● **What you need to do**
What is the number of lines in these entries that contain "улья"? State it alone.

Data entries
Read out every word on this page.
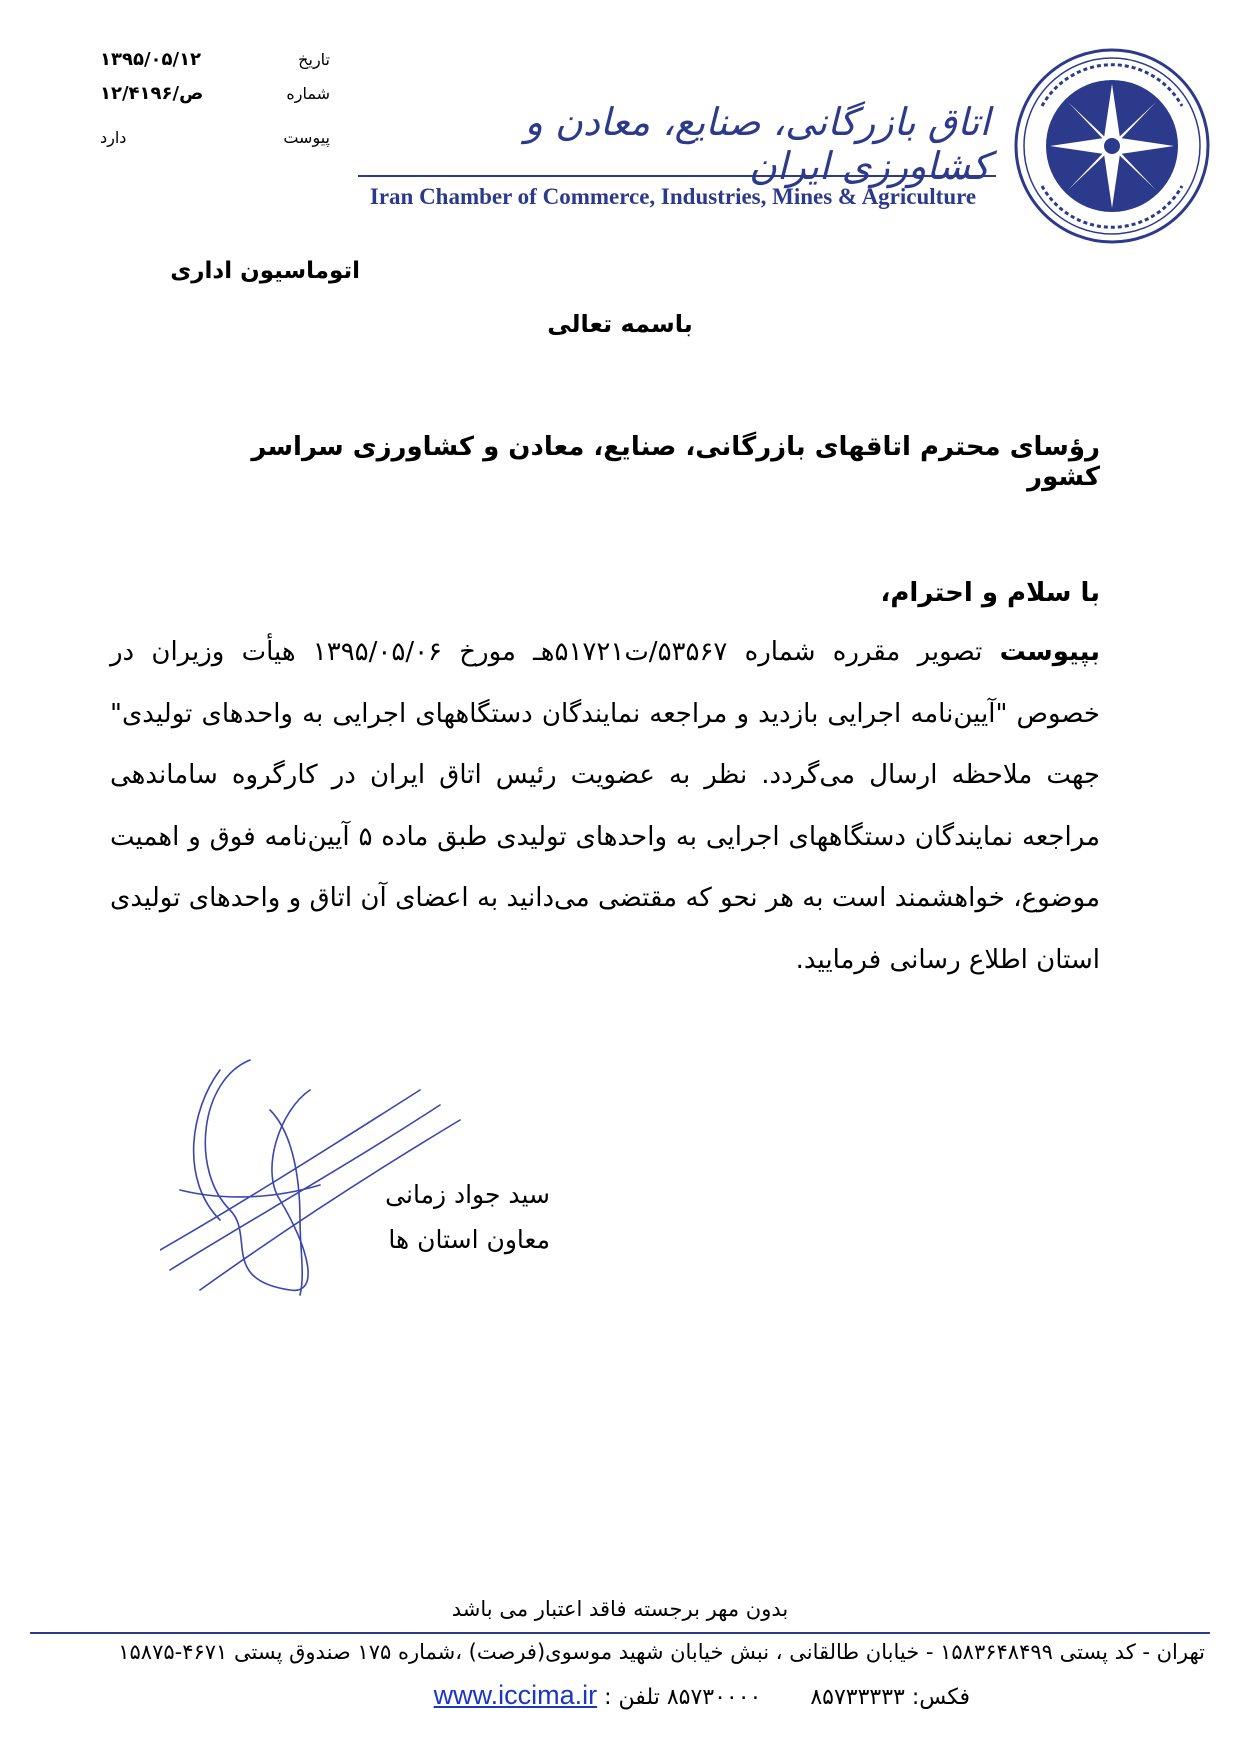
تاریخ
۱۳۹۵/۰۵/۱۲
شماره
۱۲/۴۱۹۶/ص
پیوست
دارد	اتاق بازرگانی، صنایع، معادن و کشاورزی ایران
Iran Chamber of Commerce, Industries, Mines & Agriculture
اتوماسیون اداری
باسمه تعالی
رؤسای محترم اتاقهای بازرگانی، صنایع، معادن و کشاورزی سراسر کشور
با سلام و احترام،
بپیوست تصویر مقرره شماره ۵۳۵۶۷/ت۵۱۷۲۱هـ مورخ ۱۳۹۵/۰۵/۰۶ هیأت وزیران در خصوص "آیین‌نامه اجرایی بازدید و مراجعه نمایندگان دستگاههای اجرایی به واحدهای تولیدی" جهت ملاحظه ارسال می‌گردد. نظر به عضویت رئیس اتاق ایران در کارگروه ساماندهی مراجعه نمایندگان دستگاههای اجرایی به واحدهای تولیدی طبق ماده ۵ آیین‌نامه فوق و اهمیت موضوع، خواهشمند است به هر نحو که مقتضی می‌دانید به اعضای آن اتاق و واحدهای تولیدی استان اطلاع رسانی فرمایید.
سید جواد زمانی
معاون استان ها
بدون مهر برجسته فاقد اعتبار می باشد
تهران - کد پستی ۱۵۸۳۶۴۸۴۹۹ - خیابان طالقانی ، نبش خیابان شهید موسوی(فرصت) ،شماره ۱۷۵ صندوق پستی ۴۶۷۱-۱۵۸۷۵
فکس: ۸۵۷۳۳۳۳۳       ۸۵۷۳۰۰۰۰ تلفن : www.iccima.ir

---

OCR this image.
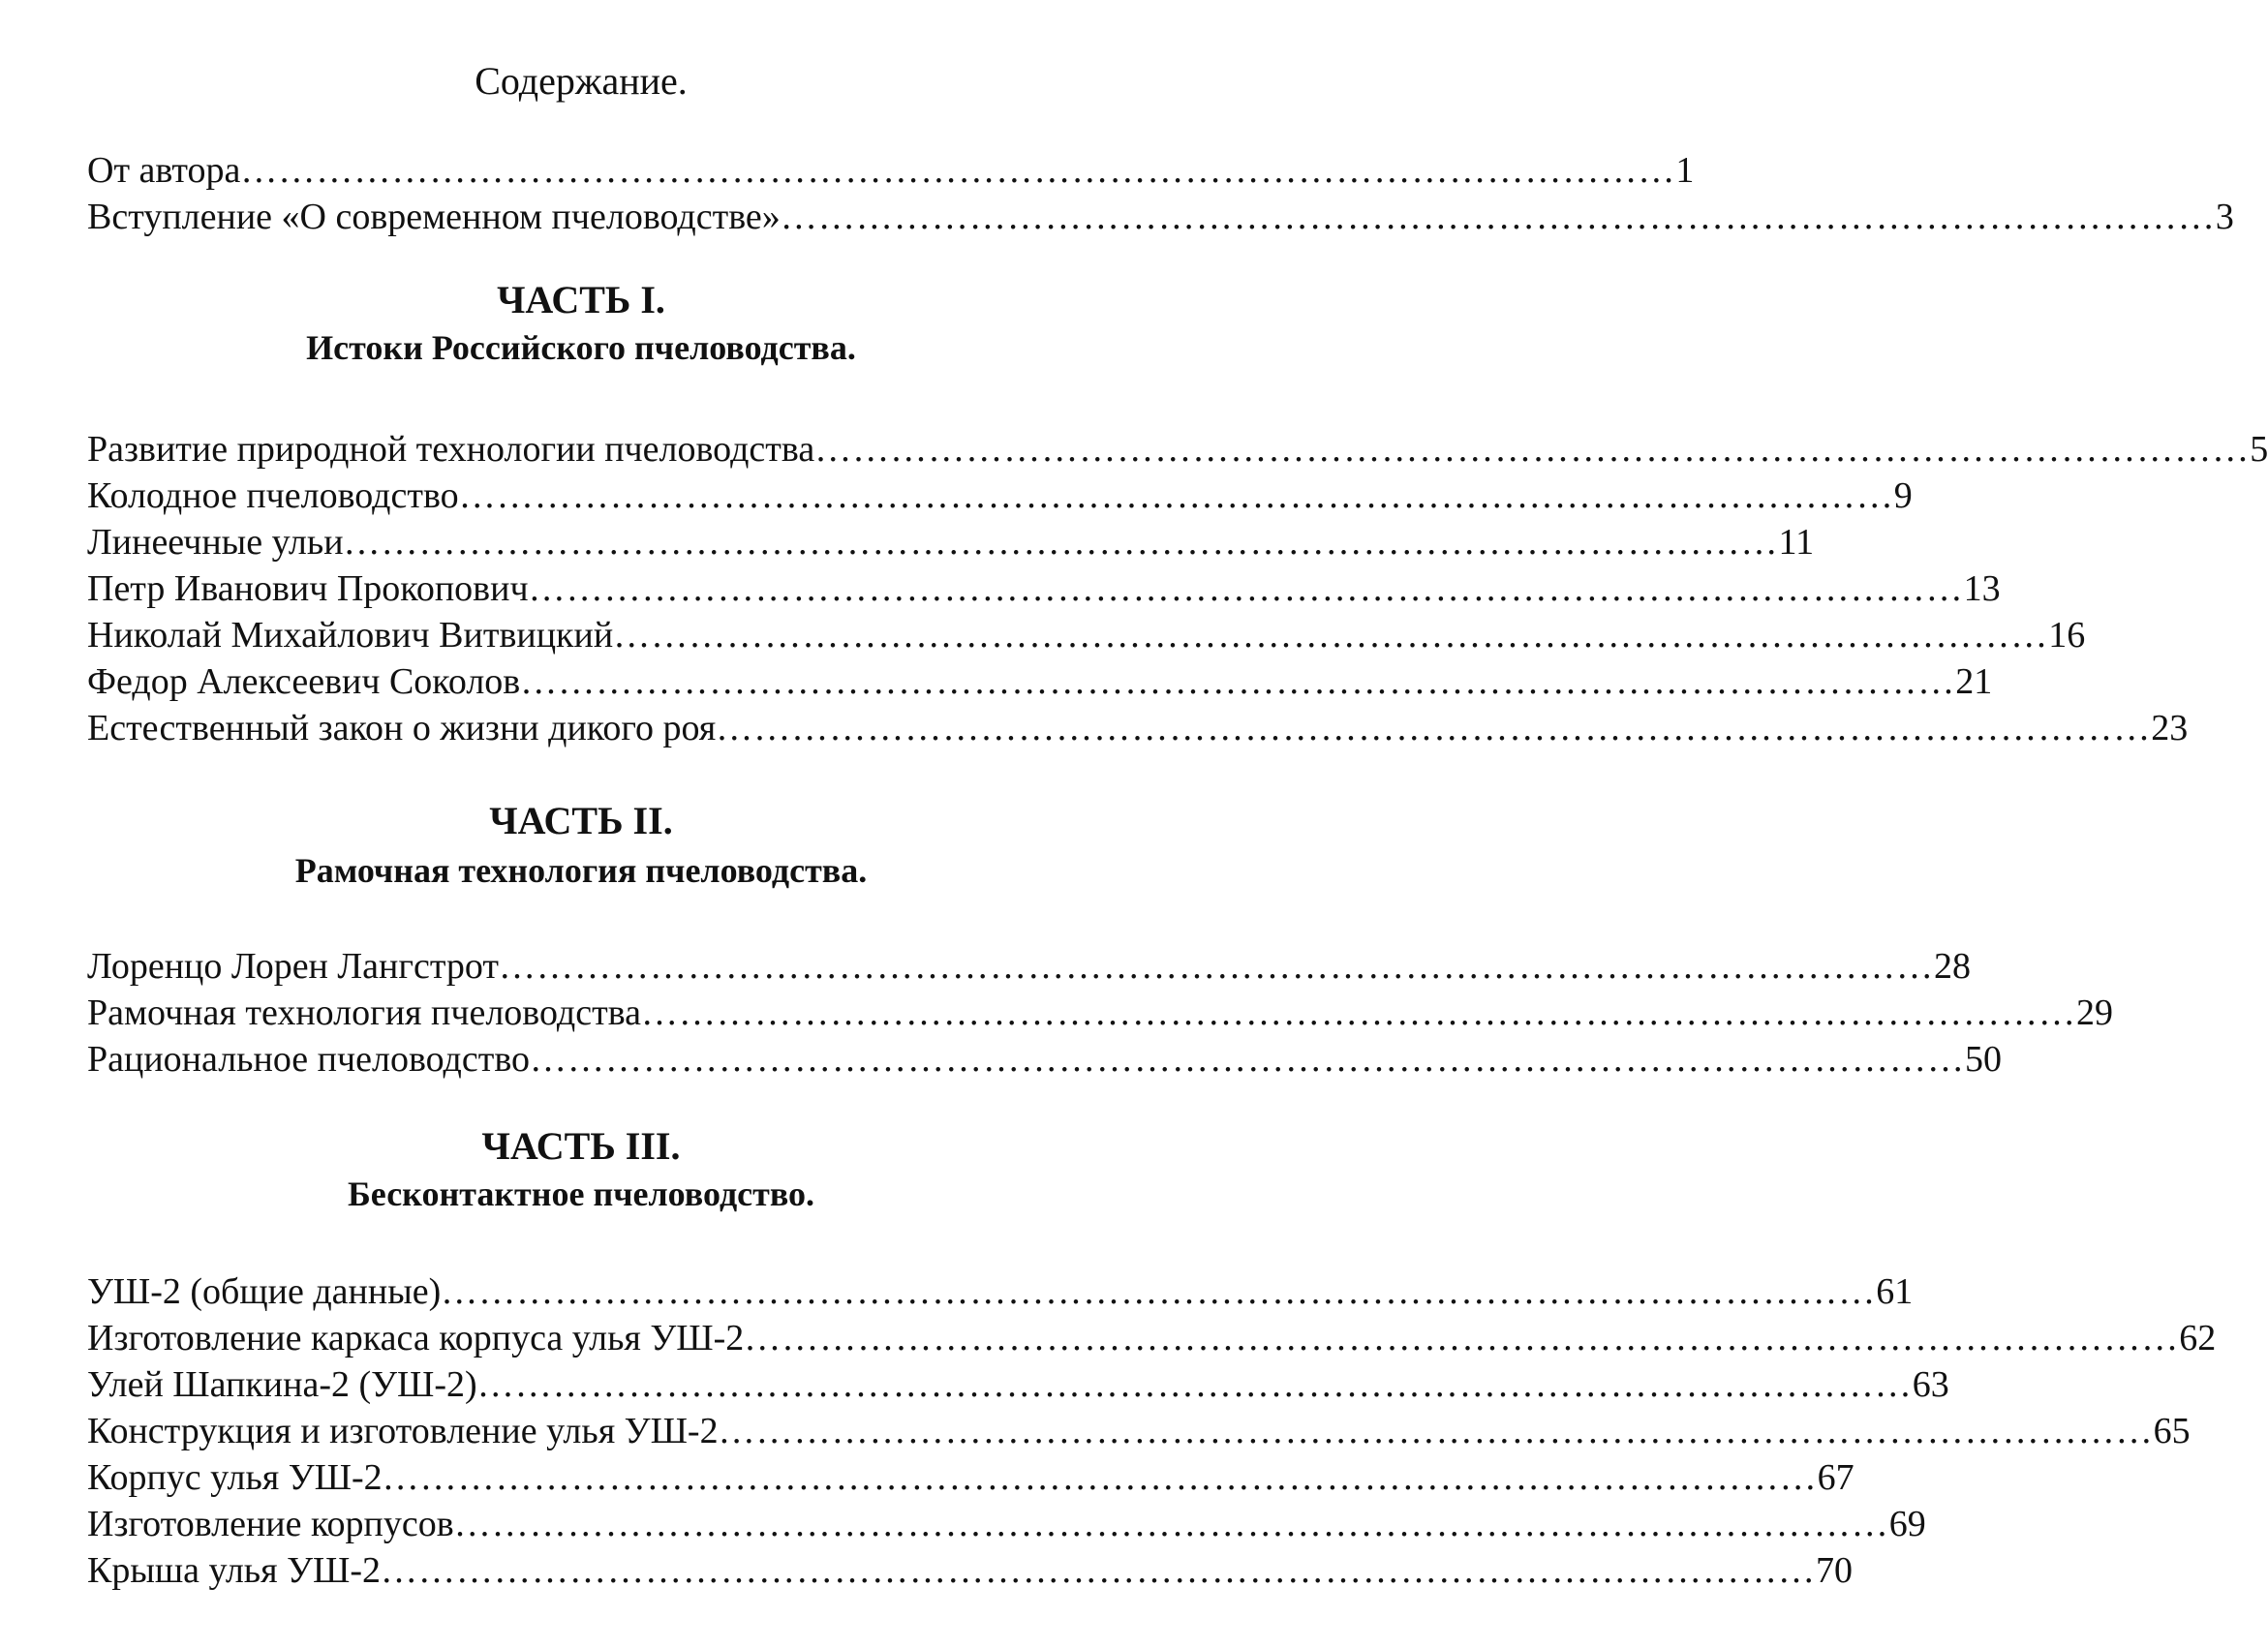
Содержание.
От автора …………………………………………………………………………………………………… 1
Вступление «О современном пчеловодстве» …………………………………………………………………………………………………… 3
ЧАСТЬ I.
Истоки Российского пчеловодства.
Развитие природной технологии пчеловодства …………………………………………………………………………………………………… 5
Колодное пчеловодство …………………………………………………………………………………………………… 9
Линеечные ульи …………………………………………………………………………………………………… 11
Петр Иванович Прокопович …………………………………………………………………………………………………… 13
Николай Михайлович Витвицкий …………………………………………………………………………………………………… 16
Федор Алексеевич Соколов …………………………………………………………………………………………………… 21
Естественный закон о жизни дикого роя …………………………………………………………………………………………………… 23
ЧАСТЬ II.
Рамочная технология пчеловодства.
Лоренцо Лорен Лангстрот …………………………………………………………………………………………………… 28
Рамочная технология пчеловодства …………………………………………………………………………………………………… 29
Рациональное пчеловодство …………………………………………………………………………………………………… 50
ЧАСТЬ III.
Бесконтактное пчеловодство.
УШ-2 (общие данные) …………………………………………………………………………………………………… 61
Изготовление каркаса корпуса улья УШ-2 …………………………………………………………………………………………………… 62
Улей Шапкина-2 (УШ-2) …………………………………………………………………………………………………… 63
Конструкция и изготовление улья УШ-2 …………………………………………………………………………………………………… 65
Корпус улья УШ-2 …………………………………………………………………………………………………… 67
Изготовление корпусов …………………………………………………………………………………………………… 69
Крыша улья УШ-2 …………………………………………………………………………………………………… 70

* * *

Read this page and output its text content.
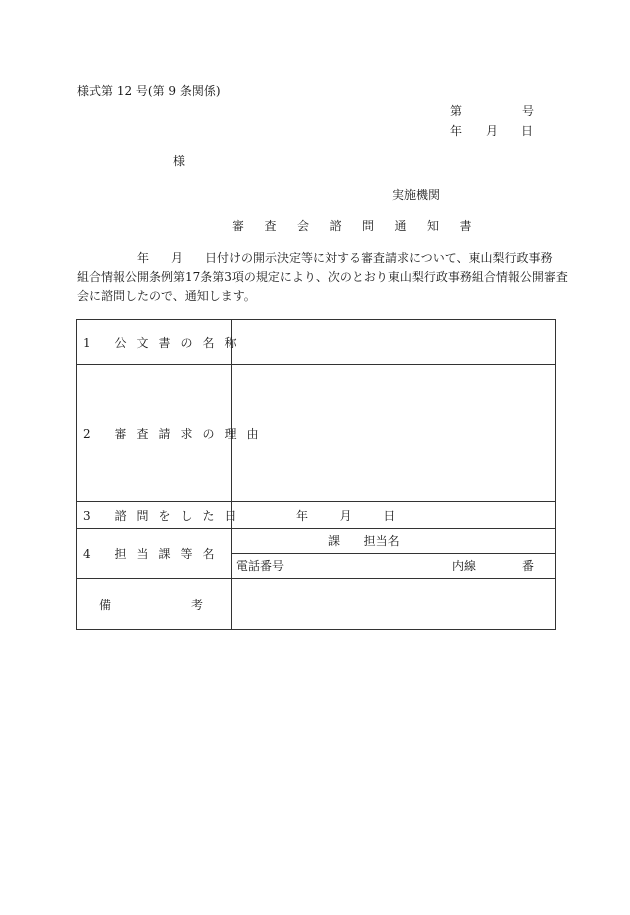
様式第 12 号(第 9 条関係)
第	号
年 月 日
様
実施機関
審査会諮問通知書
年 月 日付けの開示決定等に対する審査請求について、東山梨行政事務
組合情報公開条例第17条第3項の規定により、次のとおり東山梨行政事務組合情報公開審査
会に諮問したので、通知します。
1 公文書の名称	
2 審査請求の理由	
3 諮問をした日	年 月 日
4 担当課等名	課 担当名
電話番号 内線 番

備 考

● **Worked answer**
4